Data entries:
◆ ◆ ◆ ◆ ◆ ◆ ◆

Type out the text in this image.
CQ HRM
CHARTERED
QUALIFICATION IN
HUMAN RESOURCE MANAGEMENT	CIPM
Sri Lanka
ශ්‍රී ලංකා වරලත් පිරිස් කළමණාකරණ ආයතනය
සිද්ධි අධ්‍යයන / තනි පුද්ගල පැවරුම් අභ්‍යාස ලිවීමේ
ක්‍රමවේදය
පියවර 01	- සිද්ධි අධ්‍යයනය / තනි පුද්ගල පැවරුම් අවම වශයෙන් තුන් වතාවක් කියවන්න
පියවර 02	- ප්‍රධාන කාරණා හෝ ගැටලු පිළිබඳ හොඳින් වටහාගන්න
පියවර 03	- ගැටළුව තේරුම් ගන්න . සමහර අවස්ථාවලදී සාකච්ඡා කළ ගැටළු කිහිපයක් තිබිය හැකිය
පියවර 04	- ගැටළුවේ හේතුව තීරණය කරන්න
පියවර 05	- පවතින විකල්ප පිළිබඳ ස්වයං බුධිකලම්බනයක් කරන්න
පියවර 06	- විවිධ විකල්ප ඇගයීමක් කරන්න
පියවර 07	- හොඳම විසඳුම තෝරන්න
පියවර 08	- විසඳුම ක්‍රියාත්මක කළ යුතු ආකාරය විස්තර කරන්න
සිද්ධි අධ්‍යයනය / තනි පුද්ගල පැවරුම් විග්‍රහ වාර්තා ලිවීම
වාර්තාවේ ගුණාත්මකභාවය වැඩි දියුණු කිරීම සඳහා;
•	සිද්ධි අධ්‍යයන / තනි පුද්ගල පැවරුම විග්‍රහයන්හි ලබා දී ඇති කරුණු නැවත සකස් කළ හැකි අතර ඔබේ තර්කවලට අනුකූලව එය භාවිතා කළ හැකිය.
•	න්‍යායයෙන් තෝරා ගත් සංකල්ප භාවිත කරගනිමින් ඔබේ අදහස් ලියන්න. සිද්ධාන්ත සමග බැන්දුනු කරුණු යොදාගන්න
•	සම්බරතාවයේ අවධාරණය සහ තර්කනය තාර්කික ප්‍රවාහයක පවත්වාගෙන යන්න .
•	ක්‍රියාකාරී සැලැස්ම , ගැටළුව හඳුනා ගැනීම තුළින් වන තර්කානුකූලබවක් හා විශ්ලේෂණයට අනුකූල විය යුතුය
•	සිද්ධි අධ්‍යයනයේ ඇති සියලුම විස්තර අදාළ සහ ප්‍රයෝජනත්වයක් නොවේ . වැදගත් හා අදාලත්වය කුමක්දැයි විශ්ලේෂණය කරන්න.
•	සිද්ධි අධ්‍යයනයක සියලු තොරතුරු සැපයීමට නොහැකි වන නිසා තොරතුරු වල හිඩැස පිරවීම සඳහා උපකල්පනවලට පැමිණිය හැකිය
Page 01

◆ ◆ ◆ ◆ ◆ ◆ ◆

# [Work required]
Return all of the entries exactly as written.

# [Reply to the task]
Type out the text in this image.
CQ HRM
CHARTERED
QUALIFICATION IN
HUMAN RESOURCE MANAGEMENT	CIPM
Sri Lanka
ශ්‍රී ලංකා වරලත් පිරිස් කළමණාකරණ ආයතනය
සිද්ධි අධ්‍යයන / තනි පුද්ගල පැවරුම් අභ්‍යාස ලිවීමේ
ක්‍රමවේදය
පියවර 01	- සිද්ධි අධ්‍යයනය / තනි පුද්ගල පැවරුම් අවම වශයෙන් තුන් වතාවක් කියවන්න
පියවර 02	- ප්‍රධාන කාරණා හෝ ගැටලු පිළිබඳ හොඳින් වටහාගන්න
පියවර 03	- ගැටළුව තේරුම් ගන්න . සමහර අවස්ථාවලදී සාකච්ඡා කළ ගැටළු කිහිපයක් තිබිය හැකිය
පියවර 04	- ගැටළුවේ හේතුව තීරණය කරන්න
පියවර 05	- පවතින විකල්ප පිළිබඳ ස්වයං බුධිකලම්බනයක් කරන්න
පියවර 06	- විවිධ විකල්ප ඇගයීමක් කරන්න
පියවර 07	- හොඳම විසඳුම තෝරන්න
පියවර 08	- විසඳුම ක්‍රියාත්මක කළ යුතු ආකාරය විස්තර කරන්න
සිද්ධි අධ්‍යයනය / තනි පුද්ගල පැවරුම් විග්‍රහ වාර්තා ලිවීම
වාර්තාවේ ගුණාත්මකභාවය වැඩි දියුණු කිරීම සඳහා;
•	සිද්ධි අධ්‍යයන / තනි පුද්ගල පැවරුම විග්‍රහයන්හි ලබා දී ඇති කරුණු නැවත සකස් කළ හැකි අතර ඔබේ තර්කවලට අනුකූලව එය භාවිතා කළ හැකිය.
•	න්‍යායයෙන් තෝරා ගත් සංකල්ප භාවිත කරගනිමින් ඔබේ අදහස් ලියන්න. සිද්ධාන්ත සමග බැන්දුනු කරුණු යොදාගන්න
•	සම්බරතාවයේ අවධාරණය සහ තර්කනය තාර්කික ප්‍රවාහයක පවත්වාගෙන යන්න .
•	ක්‍රියාකාරී සැලැස්ම , ගැටළුව හඳුනා ගැනීම තුළින් වන තර්කානුකූලබවක් හා විශ්ලේෂණයට අනුකූල විය යුතුය
•	සිද්ධි අධ්‍යයනයේ ඇති සියලුම විස්තර අදාළ සහ ප්‍රයෝජනත්වයක් නොවේ . වැදගත් හා අදාලත්වය කුමක්දැයි විශ්ලේෂණය කරන්න.
•	සිද්ධි අධ්‍යයනයක සියලු තොරතුරු සැපයීමට නොහැකි වන නිසා තොරතුරු වල හිඩැස පිරවීම සඳහා උපකල්පනවලට පැමිණිය හැකිය
Page 01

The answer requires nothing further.